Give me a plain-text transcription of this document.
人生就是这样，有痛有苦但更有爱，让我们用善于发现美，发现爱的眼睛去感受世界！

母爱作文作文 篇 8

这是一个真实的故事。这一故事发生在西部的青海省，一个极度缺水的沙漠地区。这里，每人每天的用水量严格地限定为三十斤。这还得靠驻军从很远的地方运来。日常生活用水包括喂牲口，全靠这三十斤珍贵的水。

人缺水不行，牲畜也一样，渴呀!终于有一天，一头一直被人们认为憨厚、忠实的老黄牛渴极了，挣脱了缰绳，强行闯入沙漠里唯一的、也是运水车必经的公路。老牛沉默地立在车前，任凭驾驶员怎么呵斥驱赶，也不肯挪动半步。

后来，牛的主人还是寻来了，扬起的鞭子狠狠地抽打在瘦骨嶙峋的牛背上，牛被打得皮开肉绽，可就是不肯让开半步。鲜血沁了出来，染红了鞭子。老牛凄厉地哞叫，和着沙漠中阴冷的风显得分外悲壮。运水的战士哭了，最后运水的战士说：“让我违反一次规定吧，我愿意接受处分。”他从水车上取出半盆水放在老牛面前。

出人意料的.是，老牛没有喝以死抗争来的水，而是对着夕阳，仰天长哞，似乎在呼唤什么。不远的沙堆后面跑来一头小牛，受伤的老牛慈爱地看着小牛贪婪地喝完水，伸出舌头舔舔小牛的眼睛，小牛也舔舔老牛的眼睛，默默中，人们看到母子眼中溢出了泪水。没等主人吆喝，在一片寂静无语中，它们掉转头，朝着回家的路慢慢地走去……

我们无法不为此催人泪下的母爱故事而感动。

###

--- What is expected ---
The records above are to be repeated exactly, in their entirety.

--- Exercise output ---
Give me a plain-text transcription of this document.
人生就是这样，有痛有苦但更有爱，让我们用善于发现美，发现爱的眼睛去感受世界！

母爱作文作文 篇 8

这是一个真实的故事。这一故事发生在西部的青海省，一个极度缺水的沙漠地区。这里，每人每天的用水量严格地限定为三十斤。这还得靠驻军从很远的地方运来。日常生活用水包括喂牲口，全靠这三十斤珍贵的水。

人缺水不行，牲畜也一样，渴呀!终于有一天，一头一直被人们认为憨厚、忠实的老黄牛渴极了，挣脱了缰绳，强行闯入沙漠里唯一的、也是运水车必经的公路。老牛沉默地立在车前，任凭驾驶员怎么呵斥驱赶，也不肯挪动半步。

后来，牛的主人还是寻来了，扬起的鞭子狠狠地抽打在瘦骨嶙峋的牛背上，牛被打得皮开肉绽，可就是不肯让开半步。鲜血沁了出来，染红了鞭子。老牛凄厉地哞叫，和着沙漠中阴冷的风显得分外悲壮。运水的战士哭了，最后运水的战士说：“让我违反一次规定吧，我愿意接受处分。”他从水车上取出半盆水放在老牛面前。

出人意料的.是，老牛没有喝以死抗争来的水，而是对着夕阳，仰天长哞，似乎在呼唤什么。不远的沙堆后面跑来一头小牛，受伤的老牛慈爱地看着小牛贪婪地喝完水，伸出舌头舔舔小牛的眼睛，小牛也舔舔老牛的眼睛，默默中，人们看到母子眼中溢出了泪水。没等主人吆喝，在一片寂静无语中，它们掉转头，朝着回家的路慢慢地走去……

我们无法不为此催人泪下的母爱故事而感动。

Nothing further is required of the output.